(EXCERPTED RECORDS)

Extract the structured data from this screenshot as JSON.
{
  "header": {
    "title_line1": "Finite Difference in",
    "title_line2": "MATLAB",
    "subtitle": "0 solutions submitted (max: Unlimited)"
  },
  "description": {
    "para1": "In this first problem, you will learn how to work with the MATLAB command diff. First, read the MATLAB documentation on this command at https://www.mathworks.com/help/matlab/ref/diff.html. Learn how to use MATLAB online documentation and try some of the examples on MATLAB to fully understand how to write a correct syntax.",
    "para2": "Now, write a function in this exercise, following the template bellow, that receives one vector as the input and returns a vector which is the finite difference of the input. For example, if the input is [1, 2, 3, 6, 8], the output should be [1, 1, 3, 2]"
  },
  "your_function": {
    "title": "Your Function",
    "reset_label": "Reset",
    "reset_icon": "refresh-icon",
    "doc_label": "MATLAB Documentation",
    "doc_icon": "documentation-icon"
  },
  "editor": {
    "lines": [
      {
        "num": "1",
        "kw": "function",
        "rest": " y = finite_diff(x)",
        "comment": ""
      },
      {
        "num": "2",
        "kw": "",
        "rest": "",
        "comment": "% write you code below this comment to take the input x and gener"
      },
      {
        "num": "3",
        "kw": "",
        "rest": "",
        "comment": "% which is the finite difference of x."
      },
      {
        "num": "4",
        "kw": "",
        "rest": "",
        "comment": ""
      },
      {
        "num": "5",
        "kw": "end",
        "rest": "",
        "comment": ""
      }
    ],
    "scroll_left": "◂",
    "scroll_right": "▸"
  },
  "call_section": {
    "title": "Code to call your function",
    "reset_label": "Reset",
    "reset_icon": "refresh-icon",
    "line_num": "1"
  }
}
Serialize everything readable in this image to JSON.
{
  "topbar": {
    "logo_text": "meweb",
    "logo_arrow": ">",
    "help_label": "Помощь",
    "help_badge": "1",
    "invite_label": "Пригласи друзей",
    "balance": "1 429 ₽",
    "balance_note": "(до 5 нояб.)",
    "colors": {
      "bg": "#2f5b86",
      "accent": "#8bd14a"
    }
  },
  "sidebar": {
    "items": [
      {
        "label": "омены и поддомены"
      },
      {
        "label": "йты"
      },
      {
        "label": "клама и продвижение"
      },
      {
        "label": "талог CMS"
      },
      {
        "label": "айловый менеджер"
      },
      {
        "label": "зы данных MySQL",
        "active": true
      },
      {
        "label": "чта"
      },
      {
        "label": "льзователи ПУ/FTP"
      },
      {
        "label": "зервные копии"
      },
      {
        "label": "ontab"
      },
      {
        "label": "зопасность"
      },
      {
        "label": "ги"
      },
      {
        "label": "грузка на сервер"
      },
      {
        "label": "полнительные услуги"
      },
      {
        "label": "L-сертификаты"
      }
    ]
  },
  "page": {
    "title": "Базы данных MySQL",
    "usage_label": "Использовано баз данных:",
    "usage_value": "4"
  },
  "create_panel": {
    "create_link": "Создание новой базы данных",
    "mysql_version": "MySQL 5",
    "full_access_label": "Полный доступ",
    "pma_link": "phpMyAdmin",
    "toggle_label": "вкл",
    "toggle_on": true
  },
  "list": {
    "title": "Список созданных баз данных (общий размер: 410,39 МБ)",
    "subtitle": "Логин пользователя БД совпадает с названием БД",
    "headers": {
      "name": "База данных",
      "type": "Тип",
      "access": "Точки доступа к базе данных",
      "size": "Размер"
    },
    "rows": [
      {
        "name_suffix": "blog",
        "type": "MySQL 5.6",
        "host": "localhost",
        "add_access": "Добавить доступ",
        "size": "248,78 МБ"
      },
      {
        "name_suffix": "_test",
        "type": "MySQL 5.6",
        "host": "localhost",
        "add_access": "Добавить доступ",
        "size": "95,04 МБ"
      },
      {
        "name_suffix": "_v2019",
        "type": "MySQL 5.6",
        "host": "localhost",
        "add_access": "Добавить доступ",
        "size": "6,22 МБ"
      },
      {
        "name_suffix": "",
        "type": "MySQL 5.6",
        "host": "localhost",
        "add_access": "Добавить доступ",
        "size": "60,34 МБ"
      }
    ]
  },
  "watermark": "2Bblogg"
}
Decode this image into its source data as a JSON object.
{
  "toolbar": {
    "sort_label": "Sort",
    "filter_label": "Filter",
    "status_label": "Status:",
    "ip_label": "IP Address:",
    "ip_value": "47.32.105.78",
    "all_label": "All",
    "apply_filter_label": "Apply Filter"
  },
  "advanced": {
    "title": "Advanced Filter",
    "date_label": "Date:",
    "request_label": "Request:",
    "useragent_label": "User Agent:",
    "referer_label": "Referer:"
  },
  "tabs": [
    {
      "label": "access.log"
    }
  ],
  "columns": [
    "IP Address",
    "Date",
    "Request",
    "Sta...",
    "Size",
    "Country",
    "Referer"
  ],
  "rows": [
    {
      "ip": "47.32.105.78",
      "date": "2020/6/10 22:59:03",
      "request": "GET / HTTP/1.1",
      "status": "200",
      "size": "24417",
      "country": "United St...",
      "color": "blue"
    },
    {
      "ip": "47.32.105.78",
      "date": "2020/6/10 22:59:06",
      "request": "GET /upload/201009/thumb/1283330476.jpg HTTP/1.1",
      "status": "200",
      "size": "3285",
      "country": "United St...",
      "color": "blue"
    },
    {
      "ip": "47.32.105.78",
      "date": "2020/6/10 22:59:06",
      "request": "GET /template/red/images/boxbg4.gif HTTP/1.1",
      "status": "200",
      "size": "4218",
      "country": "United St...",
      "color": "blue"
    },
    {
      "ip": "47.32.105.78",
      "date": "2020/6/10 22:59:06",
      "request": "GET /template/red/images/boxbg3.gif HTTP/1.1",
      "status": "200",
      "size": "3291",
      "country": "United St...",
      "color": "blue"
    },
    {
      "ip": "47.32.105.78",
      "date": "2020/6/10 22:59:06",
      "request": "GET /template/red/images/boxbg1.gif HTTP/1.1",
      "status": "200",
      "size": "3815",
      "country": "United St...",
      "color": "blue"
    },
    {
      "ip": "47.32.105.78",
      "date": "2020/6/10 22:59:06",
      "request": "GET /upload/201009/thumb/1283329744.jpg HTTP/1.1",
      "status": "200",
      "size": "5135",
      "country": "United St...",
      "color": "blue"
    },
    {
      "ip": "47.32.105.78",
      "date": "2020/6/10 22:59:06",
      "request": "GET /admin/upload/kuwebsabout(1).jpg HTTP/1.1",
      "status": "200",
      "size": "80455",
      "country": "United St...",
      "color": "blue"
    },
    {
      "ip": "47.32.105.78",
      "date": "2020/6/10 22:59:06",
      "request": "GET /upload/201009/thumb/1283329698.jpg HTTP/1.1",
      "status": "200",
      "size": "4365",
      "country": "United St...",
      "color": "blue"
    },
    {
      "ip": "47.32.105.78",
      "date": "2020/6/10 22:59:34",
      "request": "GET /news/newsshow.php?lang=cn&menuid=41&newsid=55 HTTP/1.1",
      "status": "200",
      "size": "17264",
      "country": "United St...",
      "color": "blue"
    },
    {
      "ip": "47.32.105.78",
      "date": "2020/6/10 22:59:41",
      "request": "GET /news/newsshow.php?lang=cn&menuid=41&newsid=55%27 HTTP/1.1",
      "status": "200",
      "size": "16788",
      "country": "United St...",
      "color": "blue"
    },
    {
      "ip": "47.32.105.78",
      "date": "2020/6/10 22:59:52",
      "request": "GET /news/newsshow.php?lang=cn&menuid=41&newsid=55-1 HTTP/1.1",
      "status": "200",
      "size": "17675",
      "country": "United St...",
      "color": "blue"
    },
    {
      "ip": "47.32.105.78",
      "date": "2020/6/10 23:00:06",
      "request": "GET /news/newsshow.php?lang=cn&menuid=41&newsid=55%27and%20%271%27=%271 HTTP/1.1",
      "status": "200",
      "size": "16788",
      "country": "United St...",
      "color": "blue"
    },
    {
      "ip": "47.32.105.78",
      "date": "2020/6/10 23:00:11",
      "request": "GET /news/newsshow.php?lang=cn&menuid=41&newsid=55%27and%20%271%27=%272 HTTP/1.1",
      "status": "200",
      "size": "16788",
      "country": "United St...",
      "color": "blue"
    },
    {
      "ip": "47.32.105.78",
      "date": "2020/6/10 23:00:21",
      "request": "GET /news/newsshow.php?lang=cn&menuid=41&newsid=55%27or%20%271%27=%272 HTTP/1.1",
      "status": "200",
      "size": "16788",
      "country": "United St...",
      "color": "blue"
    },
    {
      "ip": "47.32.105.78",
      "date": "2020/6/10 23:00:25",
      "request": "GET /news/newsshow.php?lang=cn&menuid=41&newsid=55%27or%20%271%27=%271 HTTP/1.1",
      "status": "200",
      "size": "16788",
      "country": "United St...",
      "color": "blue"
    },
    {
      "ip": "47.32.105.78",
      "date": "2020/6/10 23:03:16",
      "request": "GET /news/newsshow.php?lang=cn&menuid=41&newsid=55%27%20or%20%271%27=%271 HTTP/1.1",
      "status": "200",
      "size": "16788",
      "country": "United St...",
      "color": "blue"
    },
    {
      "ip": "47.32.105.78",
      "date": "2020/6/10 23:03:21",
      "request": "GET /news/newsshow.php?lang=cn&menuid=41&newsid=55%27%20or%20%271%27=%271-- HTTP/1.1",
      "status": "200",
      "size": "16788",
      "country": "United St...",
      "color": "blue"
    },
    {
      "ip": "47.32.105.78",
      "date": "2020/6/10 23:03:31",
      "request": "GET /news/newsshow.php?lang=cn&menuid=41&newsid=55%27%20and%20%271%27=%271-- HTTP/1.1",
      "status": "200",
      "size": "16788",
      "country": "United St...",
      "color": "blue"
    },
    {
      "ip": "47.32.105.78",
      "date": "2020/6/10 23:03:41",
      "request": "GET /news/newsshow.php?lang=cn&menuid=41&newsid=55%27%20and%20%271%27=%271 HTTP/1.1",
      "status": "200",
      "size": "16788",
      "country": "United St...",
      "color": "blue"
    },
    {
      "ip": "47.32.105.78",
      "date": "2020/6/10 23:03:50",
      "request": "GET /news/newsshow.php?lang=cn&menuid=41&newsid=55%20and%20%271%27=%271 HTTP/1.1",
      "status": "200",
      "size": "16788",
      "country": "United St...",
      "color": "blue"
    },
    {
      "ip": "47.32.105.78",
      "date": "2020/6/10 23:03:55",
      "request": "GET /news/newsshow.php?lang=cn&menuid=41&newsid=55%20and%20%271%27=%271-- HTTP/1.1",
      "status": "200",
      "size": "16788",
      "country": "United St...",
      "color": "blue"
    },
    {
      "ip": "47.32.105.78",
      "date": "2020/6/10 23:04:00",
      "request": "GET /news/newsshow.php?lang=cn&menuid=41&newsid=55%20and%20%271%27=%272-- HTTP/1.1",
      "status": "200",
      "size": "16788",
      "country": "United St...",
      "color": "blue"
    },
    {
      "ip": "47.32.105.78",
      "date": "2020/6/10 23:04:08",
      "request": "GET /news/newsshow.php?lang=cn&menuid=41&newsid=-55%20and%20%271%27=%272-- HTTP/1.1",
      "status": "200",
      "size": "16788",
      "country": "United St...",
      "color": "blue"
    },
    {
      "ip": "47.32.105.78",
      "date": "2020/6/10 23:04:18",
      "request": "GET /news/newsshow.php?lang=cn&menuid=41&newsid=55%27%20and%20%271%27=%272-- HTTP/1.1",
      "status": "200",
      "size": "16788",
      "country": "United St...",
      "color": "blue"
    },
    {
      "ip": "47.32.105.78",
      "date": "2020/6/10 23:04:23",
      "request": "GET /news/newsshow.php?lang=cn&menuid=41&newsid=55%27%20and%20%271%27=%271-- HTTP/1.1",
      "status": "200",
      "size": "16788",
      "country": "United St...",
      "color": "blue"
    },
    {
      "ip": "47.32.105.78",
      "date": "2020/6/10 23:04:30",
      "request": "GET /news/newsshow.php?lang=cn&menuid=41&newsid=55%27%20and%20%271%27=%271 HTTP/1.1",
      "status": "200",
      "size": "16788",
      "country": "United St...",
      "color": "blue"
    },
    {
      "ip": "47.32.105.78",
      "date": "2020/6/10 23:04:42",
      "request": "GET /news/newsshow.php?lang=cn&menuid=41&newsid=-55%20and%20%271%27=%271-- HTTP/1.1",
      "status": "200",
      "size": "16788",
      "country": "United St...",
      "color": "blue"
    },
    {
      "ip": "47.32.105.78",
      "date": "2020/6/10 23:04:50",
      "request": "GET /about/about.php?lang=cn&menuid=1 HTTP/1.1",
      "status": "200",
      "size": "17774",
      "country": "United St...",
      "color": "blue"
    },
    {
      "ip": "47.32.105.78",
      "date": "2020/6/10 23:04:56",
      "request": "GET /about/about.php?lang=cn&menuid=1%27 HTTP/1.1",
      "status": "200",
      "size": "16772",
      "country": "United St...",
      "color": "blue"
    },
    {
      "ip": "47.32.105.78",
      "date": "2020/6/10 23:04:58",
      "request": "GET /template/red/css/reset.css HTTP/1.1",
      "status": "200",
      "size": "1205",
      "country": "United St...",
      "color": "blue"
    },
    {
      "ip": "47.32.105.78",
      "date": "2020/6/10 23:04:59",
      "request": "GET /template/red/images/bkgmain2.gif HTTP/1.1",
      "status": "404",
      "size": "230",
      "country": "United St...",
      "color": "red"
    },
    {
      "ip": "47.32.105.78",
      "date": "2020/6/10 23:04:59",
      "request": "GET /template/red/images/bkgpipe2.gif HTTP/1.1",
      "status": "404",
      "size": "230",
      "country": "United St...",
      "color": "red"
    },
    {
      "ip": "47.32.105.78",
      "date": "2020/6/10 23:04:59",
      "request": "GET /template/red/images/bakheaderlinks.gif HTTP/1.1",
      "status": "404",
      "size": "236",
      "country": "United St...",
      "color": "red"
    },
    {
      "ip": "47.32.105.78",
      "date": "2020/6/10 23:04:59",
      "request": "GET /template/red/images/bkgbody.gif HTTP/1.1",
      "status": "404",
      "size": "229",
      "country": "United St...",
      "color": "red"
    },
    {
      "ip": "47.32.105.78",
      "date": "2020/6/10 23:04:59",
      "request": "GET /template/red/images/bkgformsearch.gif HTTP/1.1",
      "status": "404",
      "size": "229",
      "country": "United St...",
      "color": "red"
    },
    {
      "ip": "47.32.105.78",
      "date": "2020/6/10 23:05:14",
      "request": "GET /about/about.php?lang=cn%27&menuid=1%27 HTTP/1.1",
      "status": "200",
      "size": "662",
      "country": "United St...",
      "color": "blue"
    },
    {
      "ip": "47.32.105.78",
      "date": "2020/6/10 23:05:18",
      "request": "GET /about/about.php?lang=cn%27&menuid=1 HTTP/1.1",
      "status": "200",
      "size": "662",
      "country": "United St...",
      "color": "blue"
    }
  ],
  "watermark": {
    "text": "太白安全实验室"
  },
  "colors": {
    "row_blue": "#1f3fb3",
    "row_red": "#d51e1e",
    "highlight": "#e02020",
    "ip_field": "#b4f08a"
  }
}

(THE REQUEST)
Return each line of the listing that holds the string "JSON".

(CORRECT ANSWER)
Extract the structured data from this screenshot as JSON.
Serialize everything readable in this image to JSON.
Decode this image into its source data as a JSON object.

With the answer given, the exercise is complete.